[Task prompt]
Gather all lines with the word "Insert" in them.

+++++

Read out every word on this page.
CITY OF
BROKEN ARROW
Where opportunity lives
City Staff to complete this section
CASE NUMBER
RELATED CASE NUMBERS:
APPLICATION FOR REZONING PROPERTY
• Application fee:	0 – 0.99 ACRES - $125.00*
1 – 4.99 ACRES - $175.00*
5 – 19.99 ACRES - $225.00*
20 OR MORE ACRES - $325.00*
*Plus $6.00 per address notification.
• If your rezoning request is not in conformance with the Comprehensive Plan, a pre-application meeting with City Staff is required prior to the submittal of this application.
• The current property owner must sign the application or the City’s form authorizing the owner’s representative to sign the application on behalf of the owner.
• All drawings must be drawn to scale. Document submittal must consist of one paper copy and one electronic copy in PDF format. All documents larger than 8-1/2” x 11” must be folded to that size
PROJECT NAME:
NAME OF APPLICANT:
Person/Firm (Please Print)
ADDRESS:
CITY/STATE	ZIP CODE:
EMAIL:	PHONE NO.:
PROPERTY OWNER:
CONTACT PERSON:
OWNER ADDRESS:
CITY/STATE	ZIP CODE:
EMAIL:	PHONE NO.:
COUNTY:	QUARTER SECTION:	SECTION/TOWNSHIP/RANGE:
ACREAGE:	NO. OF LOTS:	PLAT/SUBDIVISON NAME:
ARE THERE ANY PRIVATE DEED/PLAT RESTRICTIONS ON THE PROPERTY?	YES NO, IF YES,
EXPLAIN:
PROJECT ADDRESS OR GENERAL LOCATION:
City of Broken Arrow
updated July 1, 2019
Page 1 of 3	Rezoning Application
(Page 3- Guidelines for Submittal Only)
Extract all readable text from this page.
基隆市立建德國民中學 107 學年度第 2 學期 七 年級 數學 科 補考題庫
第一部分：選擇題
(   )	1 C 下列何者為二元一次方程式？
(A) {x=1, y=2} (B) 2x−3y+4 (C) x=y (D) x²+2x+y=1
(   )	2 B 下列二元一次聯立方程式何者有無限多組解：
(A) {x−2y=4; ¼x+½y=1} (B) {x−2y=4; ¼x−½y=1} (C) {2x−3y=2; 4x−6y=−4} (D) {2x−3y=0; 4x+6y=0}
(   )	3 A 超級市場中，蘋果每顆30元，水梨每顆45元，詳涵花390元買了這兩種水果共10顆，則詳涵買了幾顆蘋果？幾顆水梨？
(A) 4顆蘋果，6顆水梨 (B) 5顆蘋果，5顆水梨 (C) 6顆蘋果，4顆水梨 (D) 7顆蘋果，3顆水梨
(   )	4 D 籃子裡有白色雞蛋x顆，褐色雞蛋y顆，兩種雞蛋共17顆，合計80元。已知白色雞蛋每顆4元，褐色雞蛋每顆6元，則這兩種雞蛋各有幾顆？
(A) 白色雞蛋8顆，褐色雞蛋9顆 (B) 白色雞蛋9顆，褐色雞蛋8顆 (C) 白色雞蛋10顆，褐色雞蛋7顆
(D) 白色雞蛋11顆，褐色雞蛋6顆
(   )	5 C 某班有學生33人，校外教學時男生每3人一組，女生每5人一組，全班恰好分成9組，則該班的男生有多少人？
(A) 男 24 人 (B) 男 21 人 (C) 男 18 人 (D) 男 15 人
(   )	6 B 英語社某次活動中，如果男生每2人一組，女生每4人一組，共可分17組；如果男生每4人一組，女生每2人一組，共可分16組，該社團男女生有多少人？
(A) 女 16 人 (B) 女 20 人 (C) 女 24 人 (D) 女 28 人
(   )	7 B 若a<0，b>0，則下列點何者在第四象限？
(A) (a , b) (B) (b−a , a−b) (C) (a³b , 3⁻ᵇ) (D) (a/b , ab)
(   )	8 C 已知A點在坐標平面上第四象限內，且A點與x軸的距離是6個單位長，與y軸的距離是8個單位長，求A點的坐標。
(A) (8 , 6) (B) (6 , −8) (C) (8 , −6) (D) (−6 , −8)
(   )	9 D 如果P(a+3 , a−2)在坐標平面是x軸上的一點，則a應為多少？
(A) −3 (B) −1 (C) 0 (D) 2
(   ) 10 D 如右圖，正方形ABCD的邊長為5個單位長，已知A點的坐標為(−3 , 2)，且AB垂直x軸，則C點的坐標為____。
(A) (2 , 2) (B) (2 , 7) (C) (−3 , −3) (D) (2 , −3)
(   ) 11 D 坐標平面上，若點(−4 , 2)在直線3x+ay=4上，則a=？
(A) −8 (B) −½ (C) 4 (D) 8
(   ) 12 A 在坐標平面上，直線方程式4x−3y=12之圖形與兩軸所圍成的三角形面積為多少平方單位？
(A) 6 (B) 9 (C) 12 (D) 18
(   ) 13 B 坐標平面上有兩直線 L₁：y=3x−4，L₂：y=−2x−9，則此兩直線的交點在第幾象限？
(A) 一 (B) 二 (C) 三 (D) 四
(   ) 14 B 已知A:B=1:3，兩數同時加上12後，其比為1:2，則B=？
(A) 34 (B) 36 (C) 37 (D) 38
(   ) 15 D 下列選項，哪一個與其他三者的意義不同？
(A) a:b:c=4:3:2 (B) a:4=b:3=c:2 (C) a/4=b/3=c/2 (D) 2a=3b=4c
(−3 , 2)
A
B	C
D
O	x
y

+++++

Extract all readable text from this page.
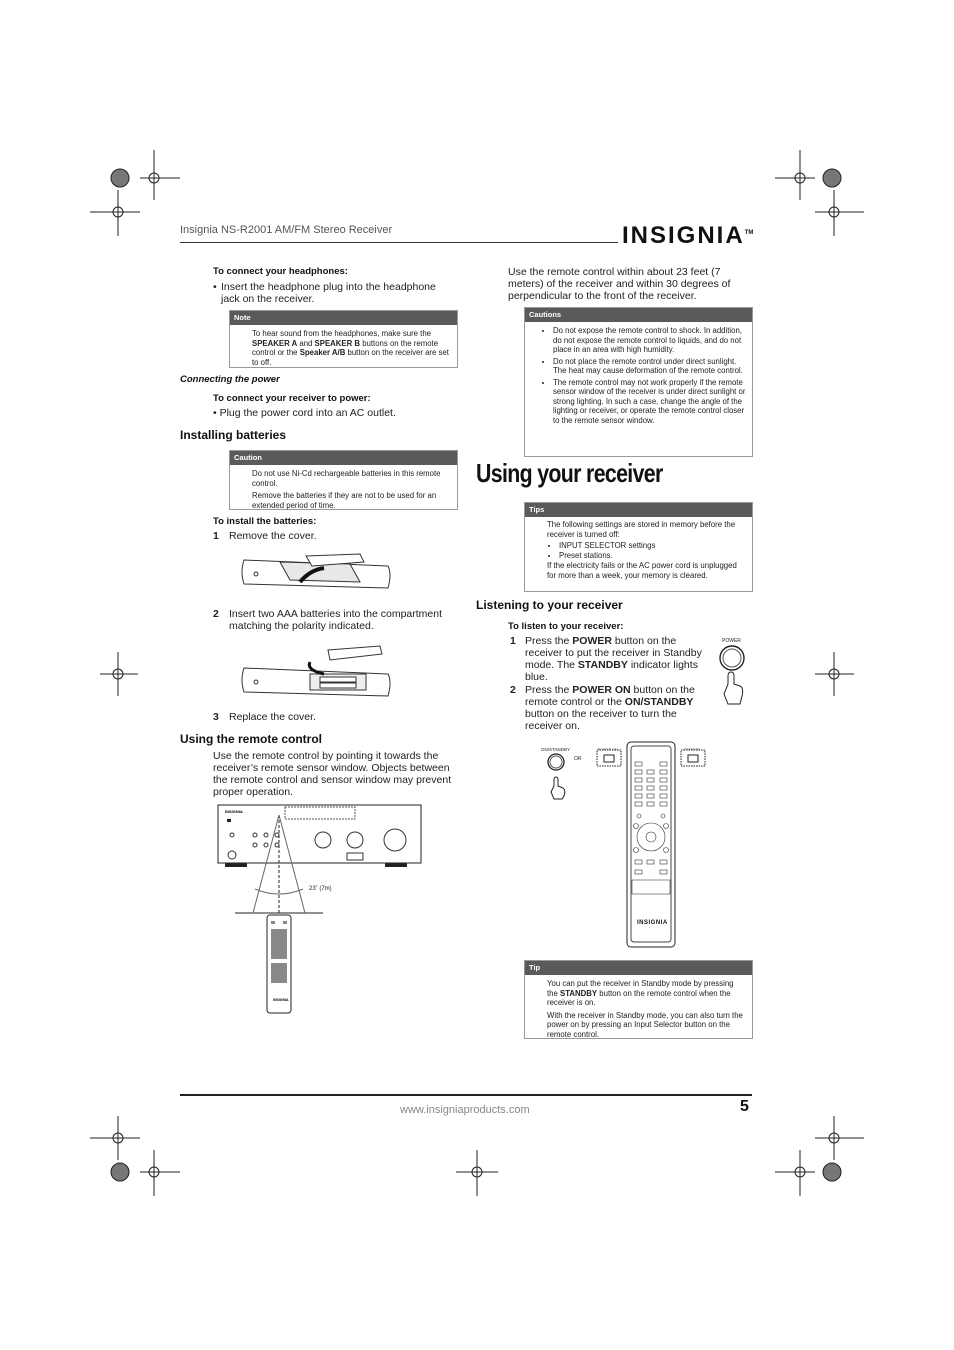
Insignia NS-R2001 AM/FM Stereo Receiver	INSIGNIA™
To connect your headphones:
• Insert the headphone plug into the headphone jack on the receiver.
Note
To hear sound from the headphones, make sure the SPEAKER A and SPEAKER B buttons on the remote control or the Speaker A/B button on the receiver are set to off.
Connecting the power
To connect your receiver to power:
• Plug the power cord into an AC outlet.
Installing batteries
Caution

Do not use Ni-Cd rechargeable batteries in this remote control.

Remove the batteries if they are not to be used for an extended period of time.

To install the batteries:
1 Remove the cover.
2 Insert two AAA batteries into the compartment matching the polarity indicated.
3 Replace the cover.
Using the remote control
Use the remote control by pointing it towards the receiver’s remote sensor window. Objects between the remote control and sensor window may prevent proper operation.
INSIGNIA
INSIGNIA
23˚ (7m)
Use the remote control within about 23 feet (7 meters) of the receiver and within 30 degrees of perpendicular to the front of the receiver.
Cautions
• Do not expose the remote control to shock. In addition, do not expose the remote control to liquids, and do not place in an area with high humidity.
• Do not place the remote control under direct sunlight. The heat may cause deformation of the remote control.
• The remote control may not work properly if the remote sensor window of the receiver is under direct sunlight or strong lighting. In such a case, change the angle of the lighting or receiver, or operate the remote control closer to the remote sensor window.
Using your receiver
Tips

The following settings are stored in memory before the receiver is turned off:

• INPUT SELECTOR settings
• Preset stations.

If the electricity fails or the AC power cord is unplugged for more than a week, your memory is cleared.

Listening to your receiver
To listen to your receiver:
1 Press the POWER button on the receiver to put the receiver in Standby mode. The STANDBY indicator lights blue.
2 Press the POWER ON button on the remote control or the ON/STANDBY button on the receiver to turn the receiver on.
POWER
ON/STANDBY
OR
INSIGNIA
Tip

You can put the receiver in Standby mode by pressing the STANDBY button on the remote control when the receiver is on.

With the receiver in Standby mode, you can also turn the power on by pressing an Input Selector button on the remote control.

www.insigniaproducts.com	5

+++++

[Completed task]
• Insert the headphone plug into the headphone jack on the receiver.
2 Insert two AAA batteries into the compartment matching the polarity indicated.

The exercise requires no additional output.